Job: Extract from the listing each line in which the word "down" appears.

Provided information:
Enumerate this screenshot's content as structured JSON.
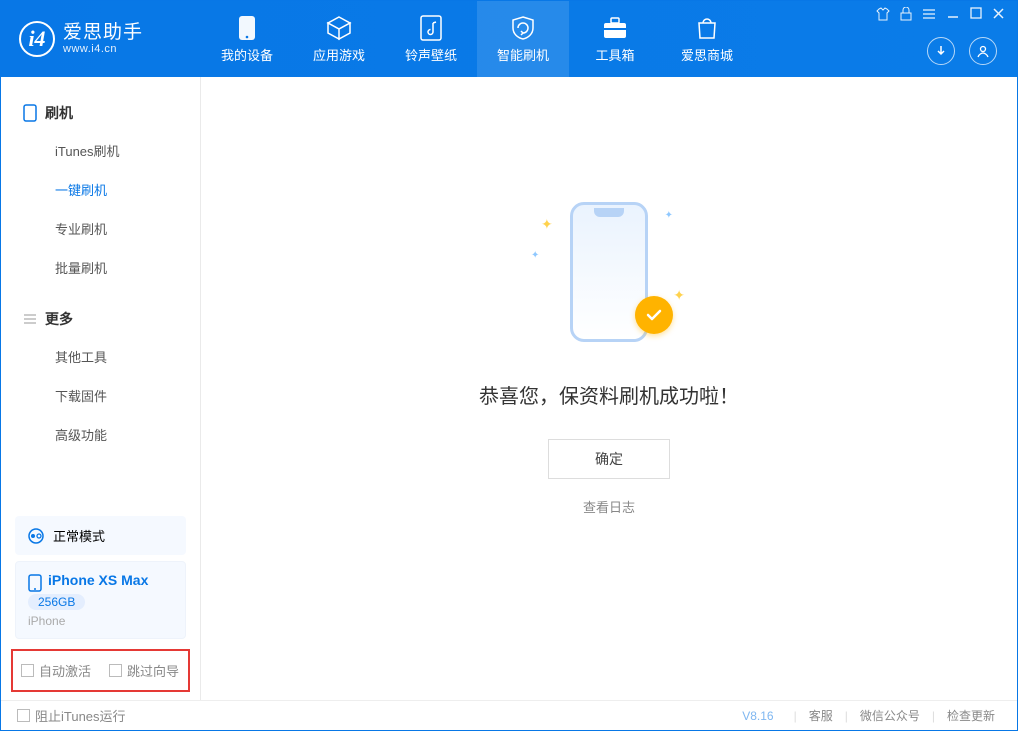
{
  "header": {
    "app_name": "爱思助手",
    "app_url": "www.i4.cn",
    "tabs": [
      {
        "label": "我的设备"
      },
      {
        "label": "应用游戏"
      },
      {
        "label": "铃声壁纸"
      },
      {
        "label": "智能刷机"
      },
      {
        "label": "工具箱"
      },
      {
        "label": "爱思商城"
      }
    ]
  },
  "sidebar": {
    "section1": {
      "title": "刷机"
    },
    "items1": [
      {
        "label": "iTunes刷机"
      },
      {
        "label": "一键刷机"
      },
      {
        "label": "专业刷机"
      },
      {
        "label": "批量刷机"
      }
    ],
    "section2": {
      "title": "更多"
    },
    "items2": [
      {
        "label": "其他工具"
      },
      {
        "label": "下载固件"
      },
      {
        "label": "高级功能"
      }
    ],
    "mode_card": {
      "label": "正常模式"
    },
    "device": {
      "name": "iPhone XS Max",
      "capacity": "256GB",
      "subtitle": "iPhone"
    },
    "checkboxes": {
      "auto_activate": "自动激活",
      "skip_guide": "跳过向导"
    }
  },
  "main": {
    "success_message": "恭喜您，保资料刷机成功啦！",
    "ok_button": "确定",
    "view_log": "查看日志"
  },
  "footer": {
    "block_itunes": "阻止iTunes运行",
    "version": "V8.16",
    "links": {
      "support": "客服",
      "wechat": "微信公众号",
      "check_update": "检查更新"
    }
  }
}
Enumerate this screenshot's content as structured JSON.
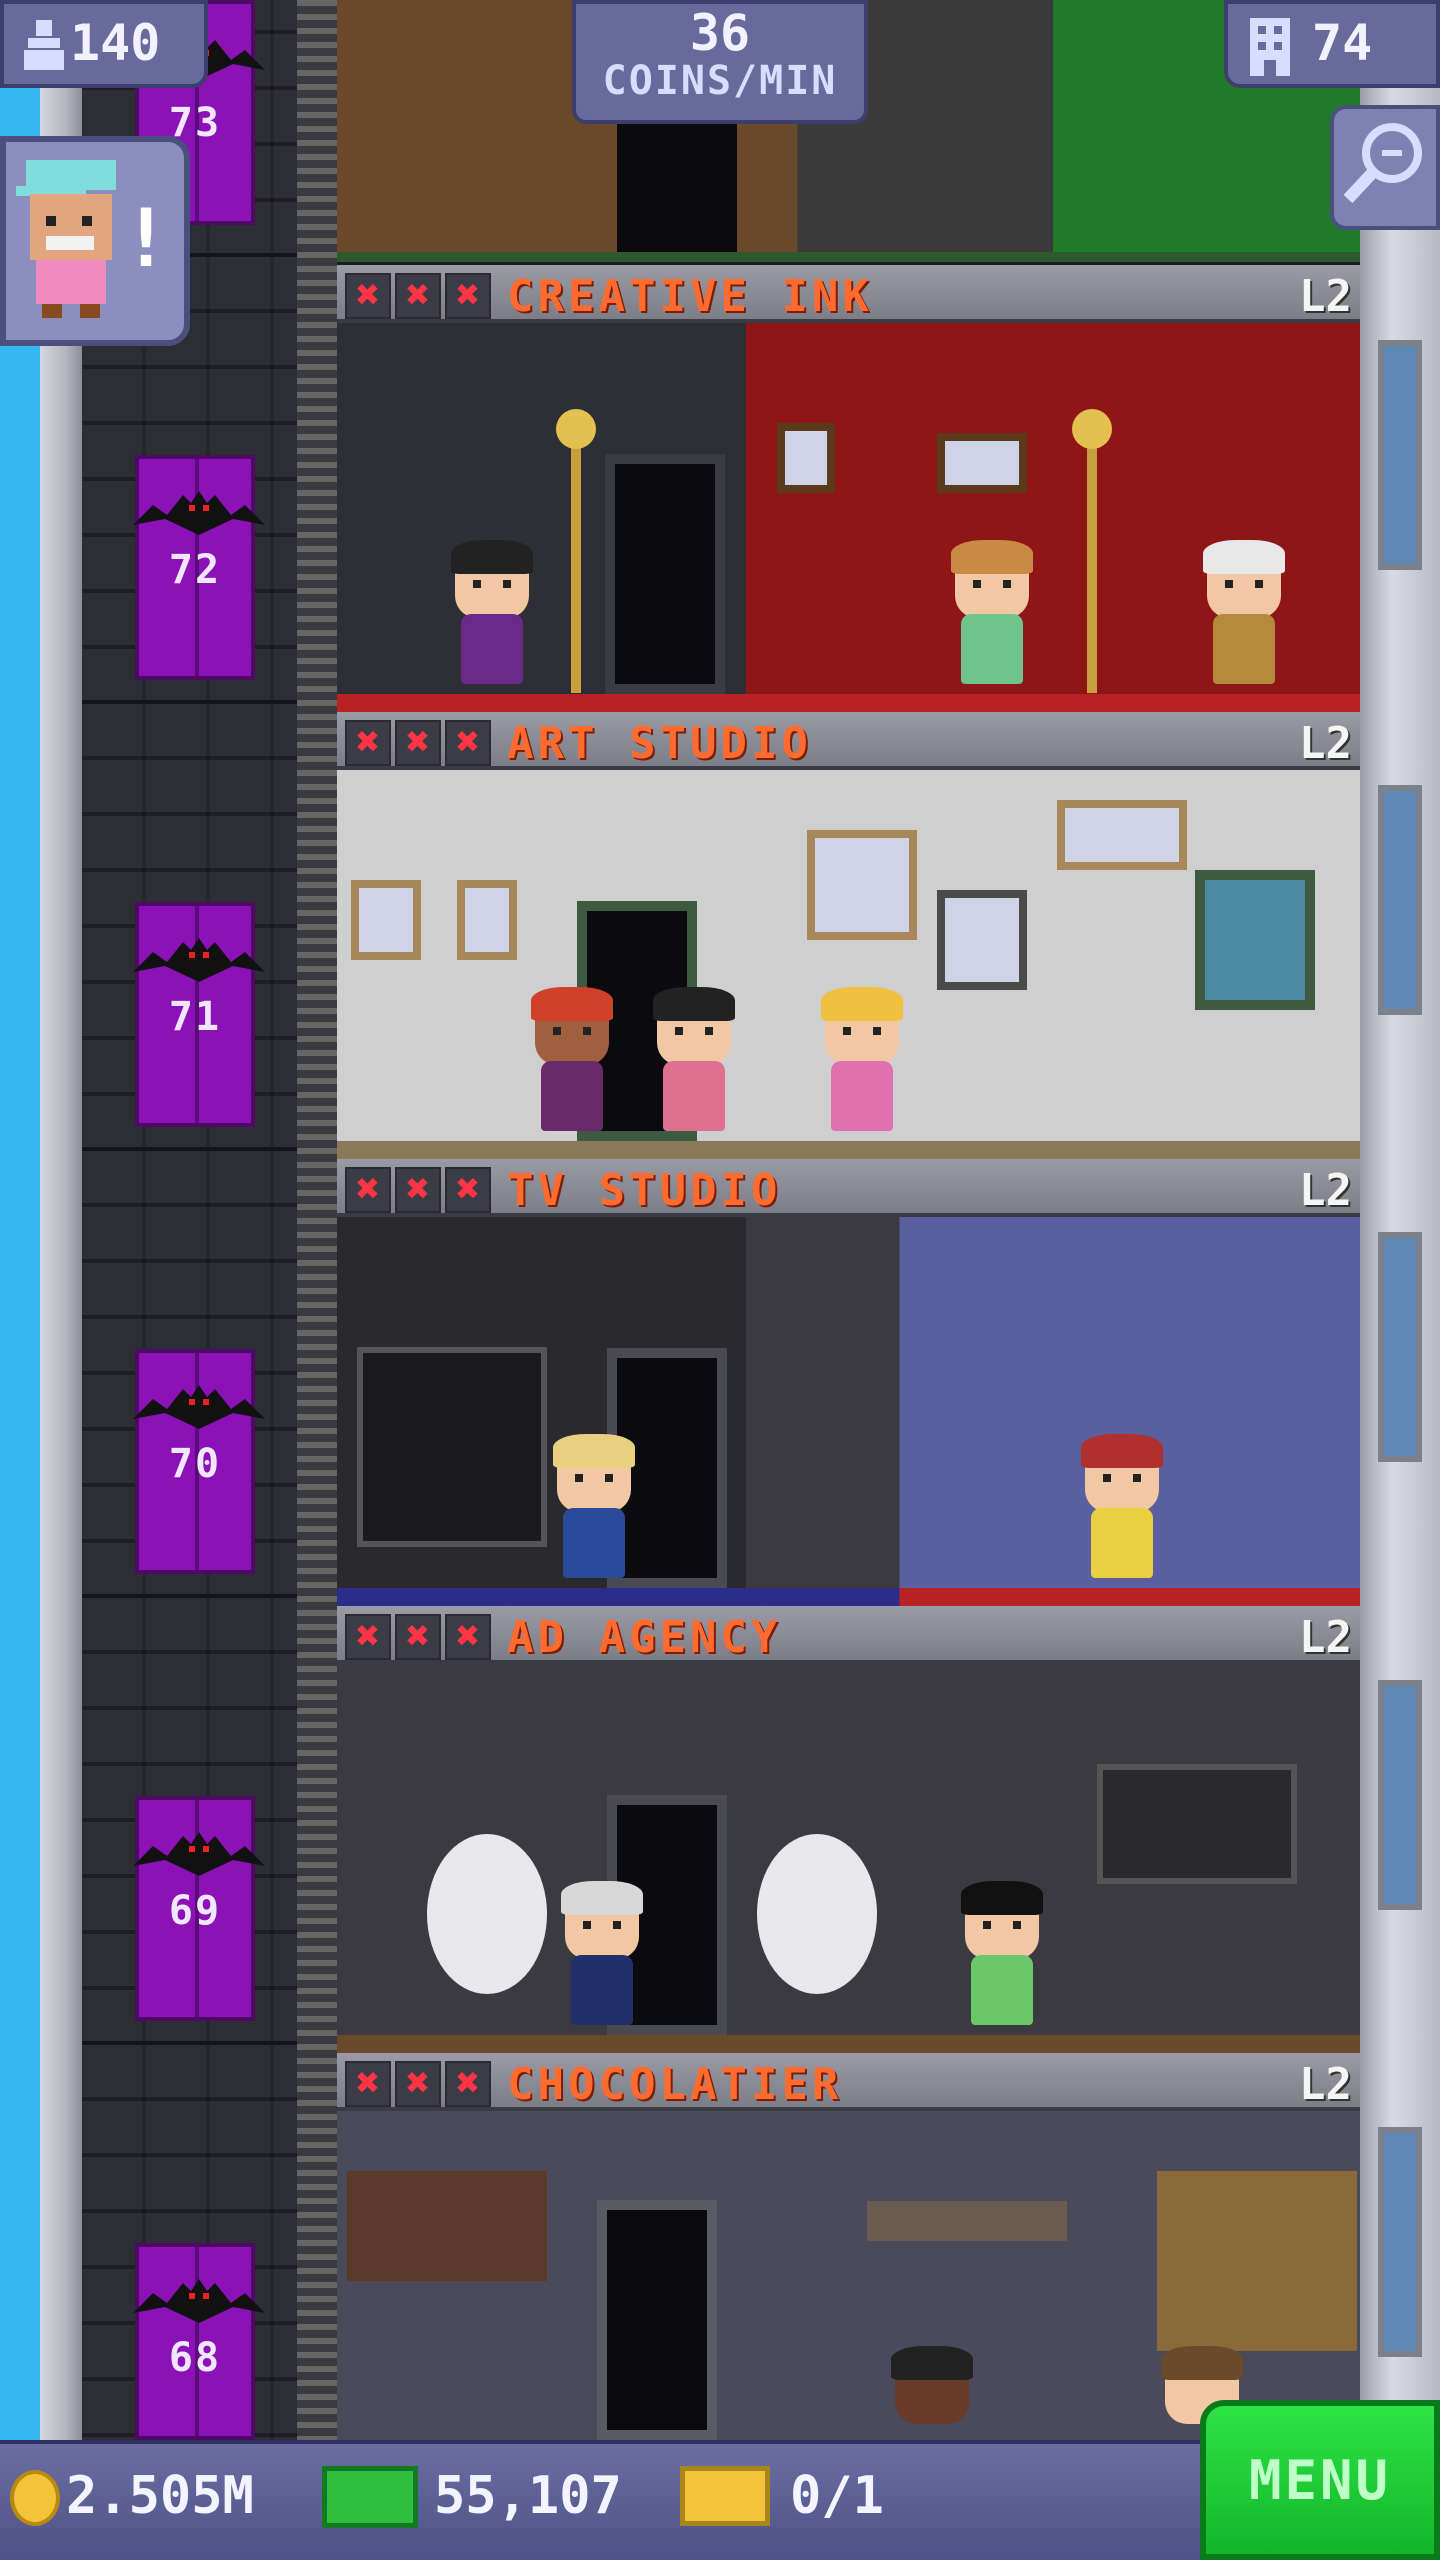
{
  "hud": {
    "population": "140",
    "rate_value": "36",
    "rate_unit": "COINS/MIN",
    "floors_count": "74"
  },
  "floors": [
    {
      "name": "CREATIVE INK",
      "level": "L2",
      "stars": [
        "✖",
        "✖",
        "✖"
      ]
    },
    {
      "name": "ART STUDIO",
      "level": "L2",
      "stars": [
        "✖",
        "✖",
        "✖"
      ]
    },
    {
      "name": "TV STUDIO",
      "level": "L2",
      "stars": [
        "✖",
        "✖",
        "✖"
      ]
    },
    {
      "name": "AD AGENCY",
      "level": "L2",
      "stars": [
        "✖",
        "✖",
        "✖"
      ]
    },
    {
      "name": "CHOCOLATIER",
      "level": "L2",
      "stars": [
        "✖",
        "✖",
        "✖"
      ]
    }
  ],
  "elevator_floors": [
    "73",
    "72",
    "71",
    "70",
    "69",
    "68"
  ],
  "bottom_bar": {
    "coins": "2.505M",
    "bux": "55,107",
    "tickets": "0/1",
    "menu_label": "MENU"
  },
  "avatar_alert": "!",
  "colors": {
    "elevator": "#8c12b8",
    "floor_name": "#ff6a2e",
    "menu_green": "#21d23a",
    "hud_blue": "#676a9a"
  }
}
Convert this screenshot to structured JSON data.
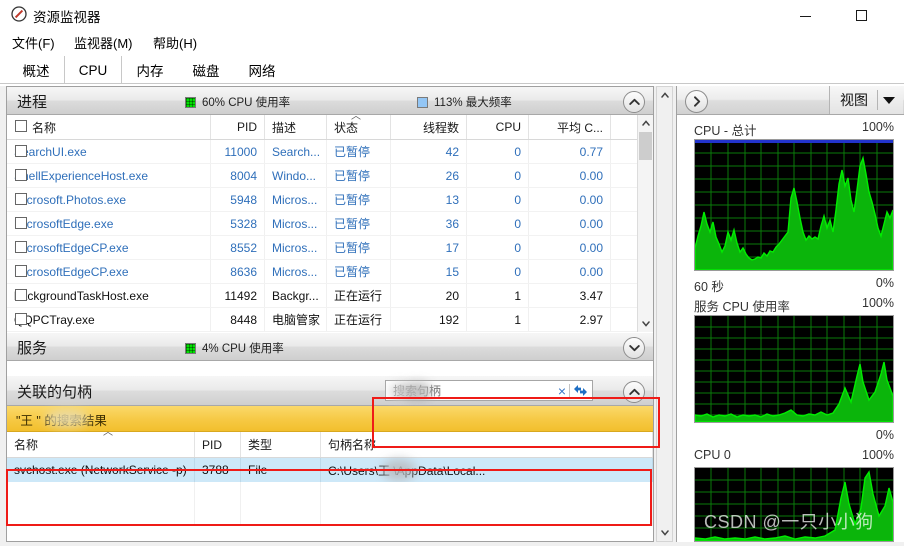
{
  "window": {
    "title": "资源监视器",
    "icon": "resource-monitor-icon",
    "minimize_label": "最小化",
    "maximize_label": "最大化"
  },
  "menu": {
    "items": [
      {
        "label": "文件(F)"
      },
      {
        "label": "监视器(M)"
      },
      {
        "label": "帮助(H)"
      }
    ]
  },
  "tabs": {
    "items": [
      {
        "label": "概述",
        "active": false
      },
      {
        "label": "CPU",
        "active": true
      },
      {
        "label": "内存",
        "active": false
      },
      {
        "label": "磁盘",
        "active": false
      },
      {
        "label": "网络",
        "active": false
      }
    ]
  },
  "processes": {
    "title": "进程",
    "legend": [
      {
        "label": "60% CPU 使用率",
        "color": "#00e000"
      },
      {
        "label": "113% 最大频率",
        "color": "#93c6f5"
      }
    ],
    "collapse_icon": "chevron-up-icon",
    "columns": [
      {
        "label": "名称",
        "align": "txt"
      },
      {
        "label": "PID",
        "align": "num"
      },
      {
        "label": "描述",
        "align": "txt"
      },
      {
        "label": "状态",
        "align": "txt",
        "sorted": true
      },
      {
        "label": "线程数",
        "align": "num"
      },
      {
        "label": "CPU",
        "align": "num"
      },
      {
        "label": "平均 C...",
        "align": "num"
      }
    ],
    "rows": [
      {
        "name": "SearchUI.exe",
        "pid": "11000",
        "desc": "Search...",
        "status": "已暂停",
        "threads": "42",
        "cpu": "0",
        "avg": "0.77",
        "state": "suspended"
      },
      {
        "name": "ShellExperienceHost.exe",
        "pid": "8004",
        "desc": "Windo...",
        "status": "已暂停",
        "threads": "26",
        "cpu": "0",
        "avg": "0.00",
        "state": "suspended"
      },
      {
        "name": "Microsoft.Photos.exe",
        "pid": "5948",
        "desc": "Micros...",
        "status": "已暂停",
        "threads": "13",
        "cpu": "0",
        "avg": "0.00",
        "state": "suspended"
      },
      {
        "name": "MicrosoftEdge.exe",
        "pid": "5328",
        "desc": "Micros...",
        "status": "已暂停",
        "threads": "36",
        "cpu": "0",
        "avg": "0.00",
        "state": "suspended"
      },
      {
        "name": "MicrosoftEdgeCP.exe",
        "pid": "8552",
        "desc": "Micros...",
        "status": "已暂停",
        "threads": "17",
        "cpu": "0",
        "avg": "0.00",
        "state": "suspended"
      },
      {
        "name": "MicrosoftEdgeCP.exe",
        "pid": "8636",
        "desc": "Micros...",
        "status": "已暂停",
        "threads": "15",
        "cpu": "0",
        "avg": "0.00",
        "state": "suspended"
      },
      {
        "name": "backgroundTaskHost.exe",
        "pid": "11492",
        "desc": "Backgr...",
        "status": "正在运行",
        "threads": "20",
        "cpu": "1",
        "avg": "3.47",
        "state": "running"
      },
      {
        "name": "QQPCTray.exe",
        "pid": "8448",
        "desc": "电脑管家",
        "status": "正在运行",
        "threads": "192",
        "cpu": "1",
        "avg": "2.97",
        "state": "running"
      }
    ],
    "scroll_up_icon": "chevron-up-icon",
    "scroll_down_icon": "chevron-down-icon"
  },
  "services": {
    "title": "服务",
    "legend_label": "4% CPU 使用率",
    "legend_color": "#00b000",
    "expand_icon": "chevron-down-icon"
  },
  "handles": {
    "title": "关联的句柄",
    "search_value": "",
    "search_placeholder": "搜索句柄",
    "clear_icon": "clear-x-icon",
    "refresh_icon": "refresh-icon",
    "collapse_icon": "chevron-up-icon",
    "result_banner": "\"王     \" 的搜索结果",
    "columns": [
      {
        "label": "名称",
        "sorted": true
      },
      {
        "label": "PID"
      },
      {
        "label": "类型"
      },
      {
        "label": "句柄名称"
      }
    ],
    "rows": [
      {
        "name": "svchost.exe (NetworkService -p)",
        "pid": "3788",
        "type": "File",
        "handle_name": "C:\\Users\\王     \\AppData\\Local..."
      }
    ]
  },
  "graphs": {
    "expand_icon": "chevron-right-icon",
    "view_label": "视图",
    "view_caret": "caret-down-icon",
    "panels": [
      {
        "title": "CPU - 总计",
        "top": "100%",
        "bottom_left": "60 秒",
        "bottom_right": "0%"
      },
      {
        "title": "服务 CPU 使用率",
        "top": "100%",
        "bottom_left": "",
        "bottom_right": "0%"
      },
      {
        "title": "CPU 0",
        "top": "100%",
        "bottom_left": "",
        "bottom_right": ""
      }
    ]
  },
  "watermark": "CSDN @一只小小狗",
  "colors": {
    "accent_blue": "#2f6fba",
    "graph_green": "#00e000",
    "graph_bg": "#000000",
    "annotation_red": "#ef1b17",
    "banner_yellow": "#f6c944",
    "selection_blue": "#cde8f8"
  }
}
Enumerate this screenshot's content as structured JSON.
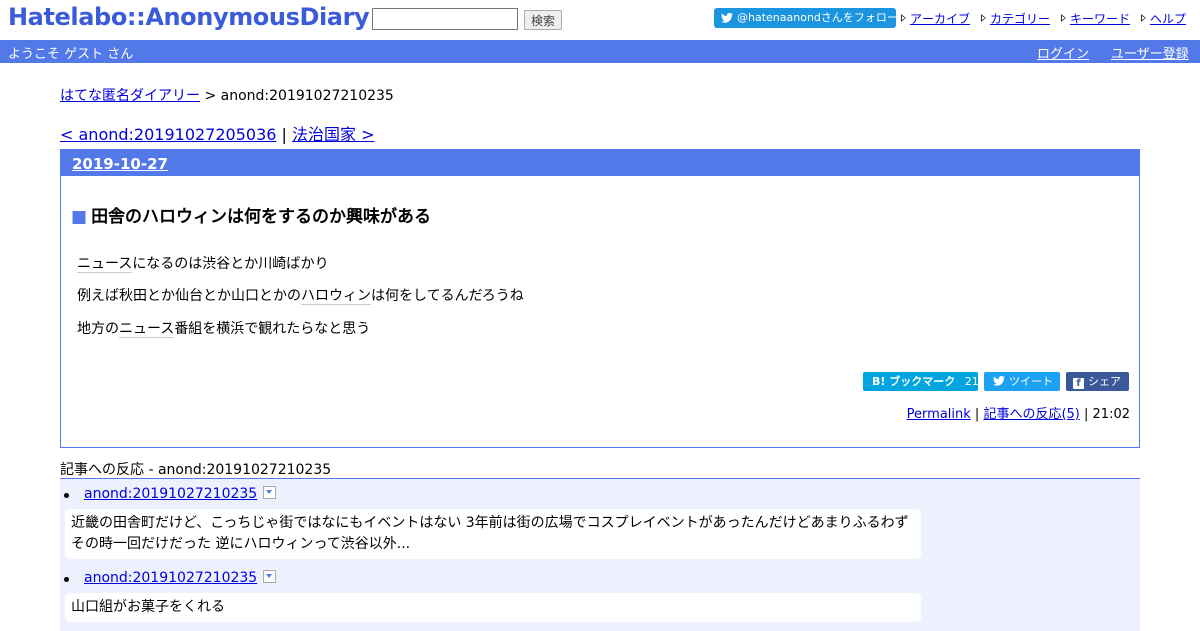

Task result:
    "scroll_down_icon": "chevron-down-icon"
    "expand_icon": "chevron-down-icon"
    "view_caret": "caret-down-icon",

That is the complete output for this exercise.